Dataset excerpts

★ ★ ★

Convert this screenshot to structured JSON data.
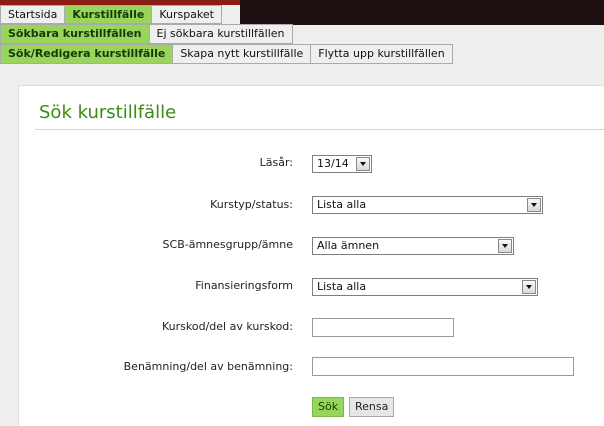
{
  "nav": {
    "level1": [
      {
        "label": "Startsida",
        "active": false
      },
      {
        "label": "Kurstillfälle",
        "active": true
      },
      {
        "label": "Kurspaket",
        "active": false
      }
    ],
    "level2": [
      {
        "label": "Sökbara kurstillfällen",
        "active": true
      },
      {
        "label": "Ej sökbara kurstillfällen",
        "active": false
      }
    ],
    "level3": [
      {
        "label": "Sök/Redigera kurstillfälle",
        "active": true
      },
      {
        "label": "Skapa nytt kurstillfälle",
        "active": false
      },
      {
        "label": "Flytta upp kurstillfällen",
        "active": false
      }
    ]
  },
  "form": {
    "title": "Sök kurstillfälle",
    "fields": {
      "lasar": {
        "label": "Läsår:",
        "value": "13/14"
      },
      "kurstyp": {
        "label": "Kurstyp/status:",
        "value": "Lista alla"
      },
      "scb": {
        "label": "SCB-ämnesgrupp/ämne",
        "value": "Alla ämnen"
      },
      "finansiering": {
        "label": "Finansieringsform",
        "value": "Lista alla"
      },
      "kurskod": {
        "label": "Kurskod/del av kurskod:",
        "value": ""
      },
      "benamning": {
        "label": "Benämning/del av benämning:",
        "value": ""
      }
    },
    "buttons": {
      "search": "Sök",
      "clear": "Rensa"
    }
  },
  "colors": {
    "accent": "#99d45c",
    "title": "#3d8a14",
    "header_red": "#8a1d16"
  }
}
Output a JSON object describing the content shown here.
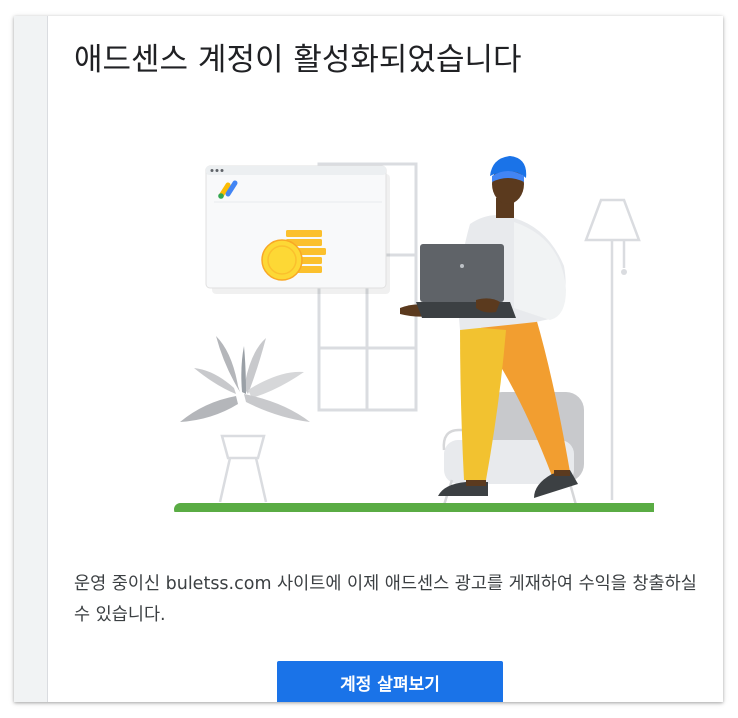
{
  "card": {
    "title": "애드센스 계정이 활성화되었습니다",
    "message": "운영 중이신 buletss.com 사이트에 이제 애드센스 광고를 게재하여 수익을 창출하실 수 있습니다.",
    "cta_label": "계정 살펴보기"
  },
  "illustration": {
    "alt": "person-with-laptop-and-adsense-window",
    "icon": "adsense-logo"
  },
  "colors": {
    "primary": "#1a73e8",
    "title_text": "#202124",
    "body_text": "#3c4043",
    "ground": "#5aac44",
    "coin": "#fbc02d",
    "pants_yellow": "#f2c230",
    "pants_orange": "#f29e30"
  }
}
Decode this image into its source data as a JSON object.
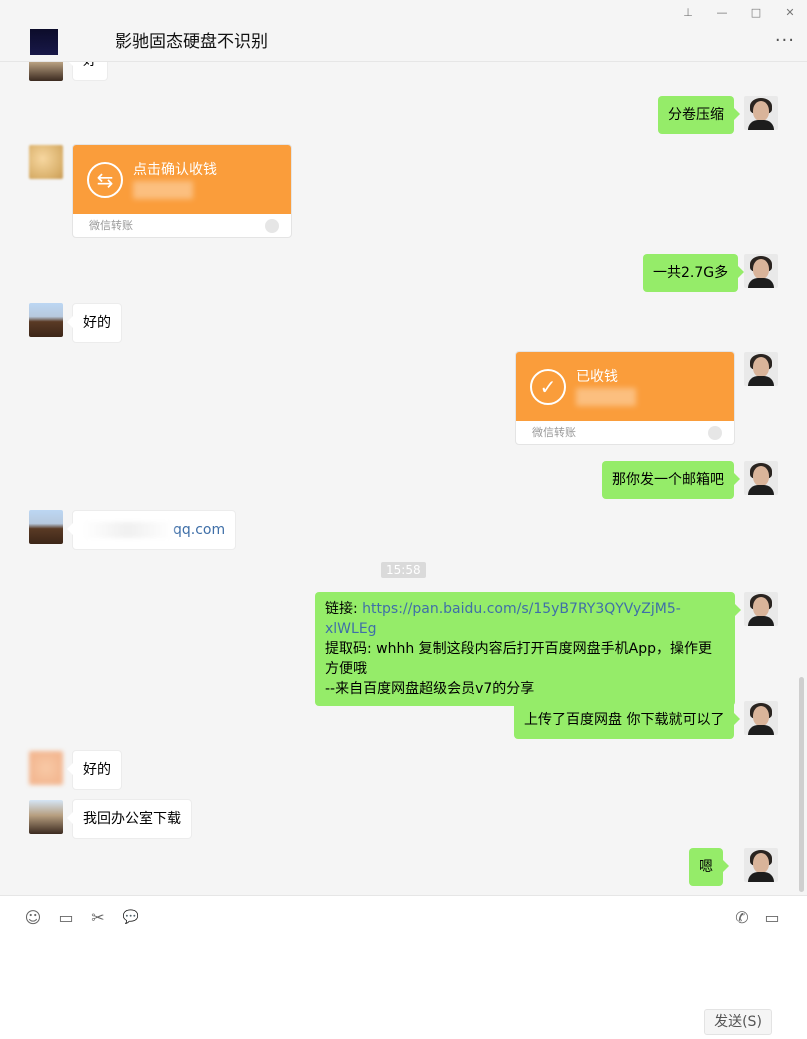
{
  "window": {
    "title": "影驰固态硬盘不识别",
    "buttons": {
      "pin": "⊥",
      "minimize": "—",
      "maximize": "□",
      "close": "✕"
    },
    "more": "···"
  },
  "messages": [
    {
      "side": "in",
      "text": "好"
    },
    {
      "side": "out",
      "text": "分卷压缩"
    },
    {
      "side": "in",
      "type": "transfer",
      "label": "点击确认收钱",
      "footer": "微信转账",
      "icon": "transfer-arrows-icon"
    },
    {
      "side": "out",
      "text": "一共2.7G多"
    },
    {
      "side": "in",
      "text": "好的"
    },
    {
      "side": "out",
      "type": "transfer",
      "label": "已收钱",
      "footer": "微信转账",
      "icon": "checkmark-icon"
    },
    {
      "side": "out",
      "text": "那你发一个邮箱吧"
    },
    {
      "side": "in",
      "text": "qq.com"
    },
    {
      "side": "out",
      "type": "link",
      "link_label": "链接: ",
      "link": "https://pan.baidu.com/s/15yB7RY3QYVyZjM5-xlWLEg",
      "line2": "提取码: whhh 复制这段内容后打开百度网盘手机App，操作更方便哦",
      "line3": "--来自百度网盘超级会员v7的分享"
    },
    {
      "side": "out",
      "text": "上传了百度网盘 你下载就可以了"
    },
    {
      "side": "in",
      "text": "好的"
    },
    {
      "side": "in",
      "text": "我回办公室下载"
    },
    {
      "side": "out",
      "text": "嗯"
    }
  ],
  "timestamp": "15:58",
  "toolbar": {
    "emoji": "☺",
    "folder": "▭",
    "scissors": "✂",
    "chat": "💬",
    "phone": "✆",
    "video": "▭"
  },
  "send_label": "发送(S)",
  "colors": {
    "outgoing": "#95ec69",
    "incoming": "#ffffff",
    "transfer": "#fa9d3b",
    "background": "#f5f5f5"
  }
}
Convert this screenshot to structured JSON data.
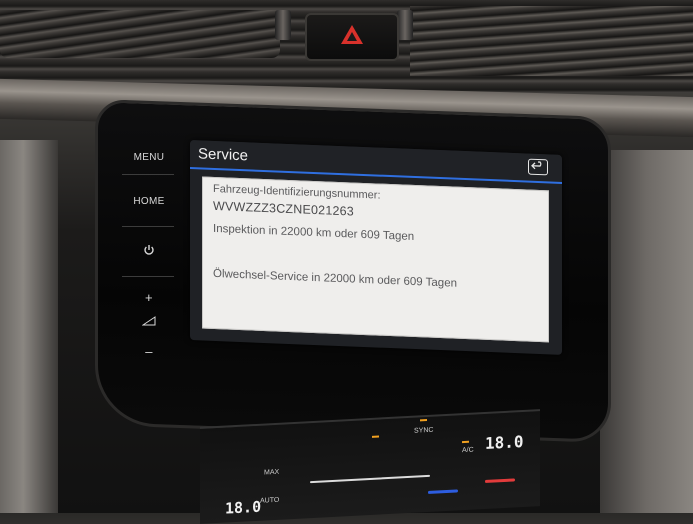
{
  "side_buttons": {
    "menu": "MENU",
    "home": "HOME",
    "power_icon": "power-icon",
    "vol_up": "+",
    "vol_down": "–"
  },
  "screen": {
    "title": "Service",
    "back_icon": "back-icon",
    "accent_color": "#2f6fe0",
    "lines": {
      "vin_label": "Fahrzeug-Identifizierungsnummer:",
      "vin_value": "WVWZZZ3CZNE021263",
      "inspection": "Inspektion in 22000 km oder 609 Tagen",
      "oil_service": "Ölwechsel-Service in 22000 km oder 609 Tagen"
    }
  },
  "climate": {
    "left_temp": "18.0",
    "right_temp": "18.0",
    "sync_label": "SYNC",
    "ac_label": "A/C",
    "auto_label": "AUTO",
    "max_label": "MAX"
  }
}
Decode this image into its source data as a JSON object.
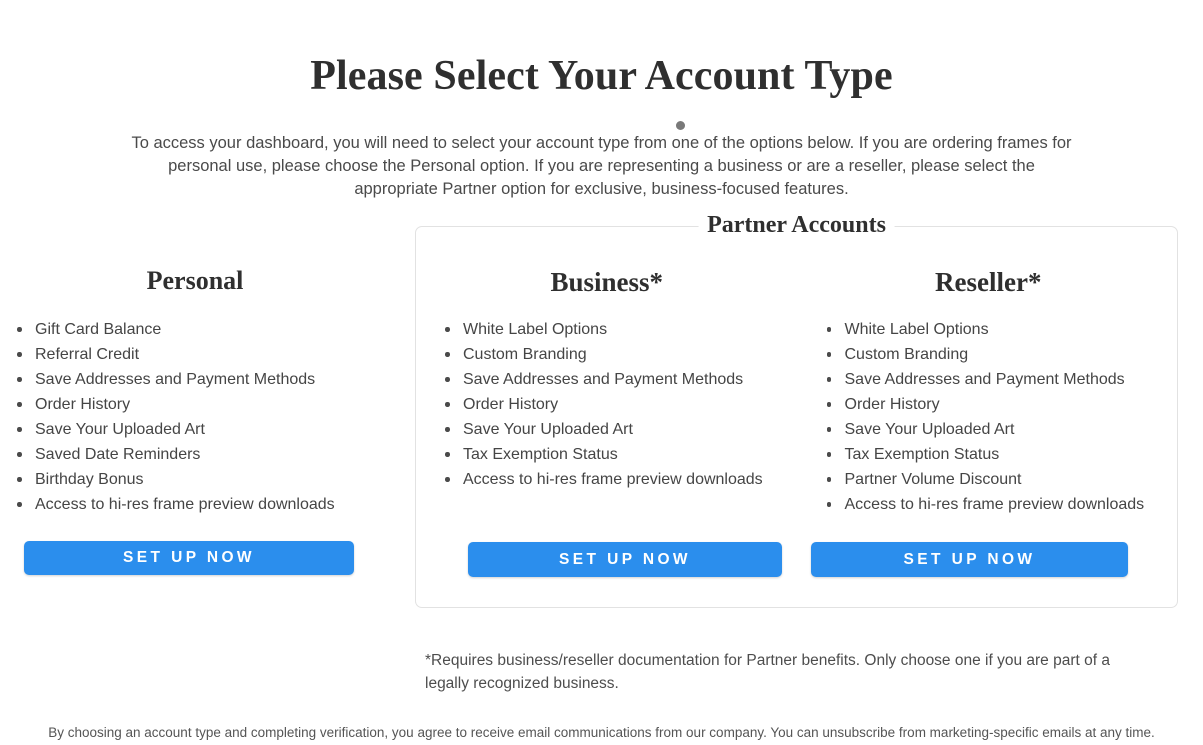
{
  "page": {
    "title": "Please Select Your Account Type",
    "intro": "To access your dashboard, you will need to select your account type from one of the options below. If you are ordering frames for personal use, please choose the Personal option. If you are representing a business or are a reseller, please select the appropriate Partner option for exclusive, business-focused features.",
    "footnote": "*Requires business/reseller documentation for Partner benefits. Only choose one if you are part of a legally recognized business.",
    "disclaimer": "By choosing an account type and completing verification, you agree to receive email communications from our company. You can unsubscribe from marketing-specific emails at any time."
  },
  "colors": {
    "accent": "#2b8eed",
    "heading": "#2f2f2f",
    "body_text": "#454545",
    "border": "#e2e2e2",
    "background": "#ffffff"
  },
  "personal": {
    "heading": "Personal",
    "cta_label": "SET UP NOW",
    "features": [
      "Gift Card Balance",
      "Referral Credit",
      "Save Addresses and Payment Methods",
      "Order History",
      "Save Your Uploaded Art",
      "Saved Date Reminders",
      "Birthday Bonus",
      "Access to hi-res frame preview downloads"
    ]
  },
  "partner": {
    "legend": "Partner Accounts",
    "columns": [
      {
        "heading": "Business*",
        "cta_label": "SET UP NOW",
        "features": [
          "White Label Options",
          "Custom Branding",
          "Save Addresses and Payment Methods",
          "Order History",
          "Save Your Uploaded Art",
          "Tax Exemption Status",
          "Access to hi-res frame preview downloads"
        ]
      },
      {
        "heading": "Reseller*",
        "cta_label": "SET UP NOW",
        "features": [
          "White Label Options",
          "Custom Branding",
          "Save Addresses and Payment Methods",
          "Order History",
          "Save Your Uploaded Art",
          "Tax Exemption Status",
          "Partner Volume Discount",
          "Access to hi-res frame preview downloads"
        ]
      }
    ]
  }
}
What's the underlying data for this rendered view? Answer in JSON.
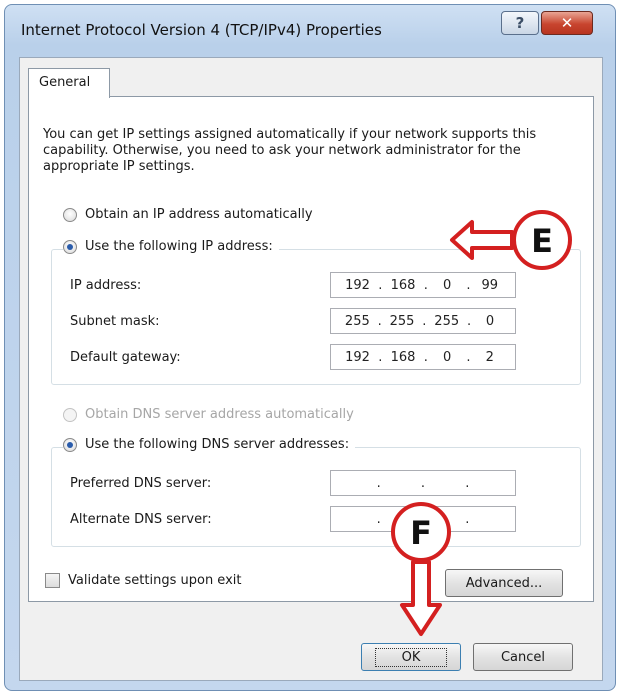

★ ★ ★

Required work |
Restate the whole listing above exactly, please, omitting every image.

The response |
Convert this screenshot to structured JSON data.
{
  "nav": {
    "level1": [
      {
        "label": "Startsida",
        "active": false
      },
      {
        "label": "Kurstillfälle",
        "active": true
      },
      {
        "label": "Kurspaket",
        "active": false
      }
    ],
    "level2": [
      {
        "label": "Sökbara kurstillfällen",
        "active": true
      },
      {
        "label": "Ej sökbara kurstillfällen",
        "active": false
      }
    ],
    "level3": [
      {
        "label": "Sök/Redigera kurstillfälle",
        "active": true
      },
      {
        "label": "Skapa nytt kurstillfälle",
        "active": false
      },
      {
        "label": "Flytta upp kurstillfällen",
        "active": false
      }
    ]
  },
  "form": {
    "title": "Sök kurstillfälle",
    "fields": {
      "lasar": {
        "label": "Läsår:",
        "value": "13/14"
      },
      "kurstyp": {
        "label": "Kurstyp/status:",
        "value": "Lista alla"
      },
      "scb": {
        "label": "SCB-ämnesgrupp/ämne",
        "value": "Alla ämnen"
      },
      "finansiering": {
        "label": "Finansieringsform",
        "value": "Lista alla"
      },
      "kurskod": {
        "label": "Kurskod/del av kurskod:",
        "value": ""
      },
      "benamning": {
        "label": "Benämning/del av benämning:",
        "value": ""
      }
    },
    "buttons": {
      "search": "Sök",
      "clear": "Rensa"
    }
  },
  "colors": {
    "accent": "#99d45c",
    "title": "#3d8a14",
    "header_red": "#8a1d16"
  }
}
Output a JSON object describing the content shown here.
{
  "card": {
    "title": "애드센스 계정이 활성화되었습니다",
    "message": "운영 중이신 buletss.com 사이트에 이제 애드센스 광고를 게재하여 수익을 창출하실 수 있습니다.",
    "cta_label": "계정 살펴보기"
  },
  "illustration": {
    "alt": "person-with-laptop-and-adsense-window",
    "icon": "adsense-logo"
  },
  "colors": {
    "primary": "#1a73e8",
    "title_text": "#202124",
    "body_text": "#3c4043",
    "ground": "#5aac44",
    "coin": "#fbc02d",
    "pants_yellow": "#f2c230",
    "pants_orange": "#f29e30"
  }
}
Decode this image into its source data as a JSON object.
{
  "window": {
    "title": "影驰固态硬盘不识别",
    "buttons": {
      "pin": "⊥",
      "minimize": "—",
      "maximize": "□",
      "close": "✕"
    },
    "more": "···"
  },
  "messages": [
    {
      "side": "in",
      "text": "好"
    },
    {
      "side": "out",
      "text": "分卷压缩"
    },
    {
      "side": "in",
      "type": "transfer",
      "label": "点击确认收钱",
      "footer": "微信转账",
      "icon": "transfer-arrows-icon"
    },
    {
      "side": "out",
      "text": "一共2.7G多"
    },
    {
      "side": "in",
      "text": "好的"
    },
    {
      "side": "out",
      "type": "transfer",
      "label": "已收钱",
      "footer": "微信转账",
      "icon": "checkmark-icon"
    },
    {
      "side": "out",
      "text": "那你发一个邮箱吧"
    },
    {
      "side": "in",
      "text": "qq.com"
    },
    {
      "side": "out",
      "type": "link",
      "link_label": "链接: ",
      "link": "https://pan.baidu.com/s/15yB7RY3QYVyZjM5-xlWLEg",
      "line2": "提取码: whhh 复制这段内容后打开百度网盘手机App，操作更方便哦",
      "line3": "--来自百度网盘超级会员v7的分享"
    },
    {
      "side": "out",
      "text": "上传了百度网盘 你下载就可以了"
    },
    {
      "side": "in",
      "text": "好的"
    },
    {
      "side": "in",
      "text": "我回办公室下载"
    },
    {
      "side": "out",
      "text": "嗯"
    }
  ],
  "timestamp": "15:58",
  "toolbar": {
    "emoji": "☺",
    "folder": "▭",
    "scissors": "✂",
    "chat": "💬",
    "phone": "✆",
    "video": "▭"
  },
  "send_label": "发送(S)",
  "colors": {
    "outgoing": "#95ec69",
    "incoming": "#ffffff",
    "transfer": "#fa9d3b",
    "background": "#f5f5f5"
  }
}
Convert this screenshot to structured JSON data.
{
  "side_buttons": {
    "menu": "MENU",
    "home": "HOME",
    "power_icon": "power-icon",
    "vol_up": "+",
    "vol_down": "–"
  },
  "screen": {
    "title": "Service",
    "back_icon": "back-icon",
    "accent_color": "#2f6fe0",
    "lines": {
      "vin_label": "Fahrzeug-Identifizierungsnummer:",
      "vin_value": "WVWZZZ3CZNE021263",
      "inspection": "Inspektion in 22000 km oder 609 Tagen",
      "oil_service": "Ölwechsel-Service in 22000 km oder 609 Tagen"
    }
  },
  "climate": {
    "left_temp": "18.0",
    "right_temp": "18.0",
    "sync_label": "SYNC",
    "ac_label": "A/C",
    "auto_label": "AUTO",
    "max_label": "MAX"
  }
}
Decode this image into its source data as a JSON object.
{
  "page": {
    "title": "Please Select Your Account Type",
    "intro": "To access your dashboard, you will need to select your account type from one of the options below. If you are ordering frames for personal use, please choose the Personal option. If you are representing a business or are a reseller, please select the appropriate Partner option for exclusive, business-focused features.",
    "footnote": "*Requires business/reseller documentation for Partner benefits. Only choose one if you are part of a legally recognized business.",
    "disclaimer": "By choosing an account type and completing verification, you agree to receive email communications from our company. You can unsubscribe from marketing-specific emails at any time."
  },
  "colors": {
    "accent": "#2b8eed",
    "heading": "#2f2f2f",
    "body_text": "#454545",
    "border": "#e2e2e2",
    "background": "#ffffff"
  },
  "personal": {
    "heading": "Personal",
    "cta_label": "SET UP NOW",
    "features": [
      "Gift Card Balance",
      "Referral Credit",
      "Save Addresses and Payment Methods",
      "Order History",
      "Save Your Uploaded Art",
      "Saved Date Reminders",
      "Birthday Bonus",
      "Access to hi-res frame preview downloads"
    ]
  },
  "partner": {
    "legend": "Partner Accounts",
    "columns": [
      {
        "heading": "Business*",
        "cta_label": "SET UP NOW",
        "features": [
          "White Label Options",
          "Custom Branding",
          "Save Addresses and Payment Methods",
          "Order History",
          "Save Your Uploaded Art",
          "Tax Exemption Status",
          "Access to hi-res frame preview downloads"
        ]
      },
      {
        "heading": "Reseller*",
        "cta_label": "SET UP NOW",
        "features": [
          "White Label Options",
          "Custom Branding",
          "Save Addresses and Payment Methods",
          "Order History",
          "Save Your Uploaded Art",
          "Tax Exemption Status",
          "Partner Volume Discount",
          "Access to hi-res frame preview downloads"
        ]
      }
    ]
  }
}
What's the underlying data for this rendered view? Answer in JSON.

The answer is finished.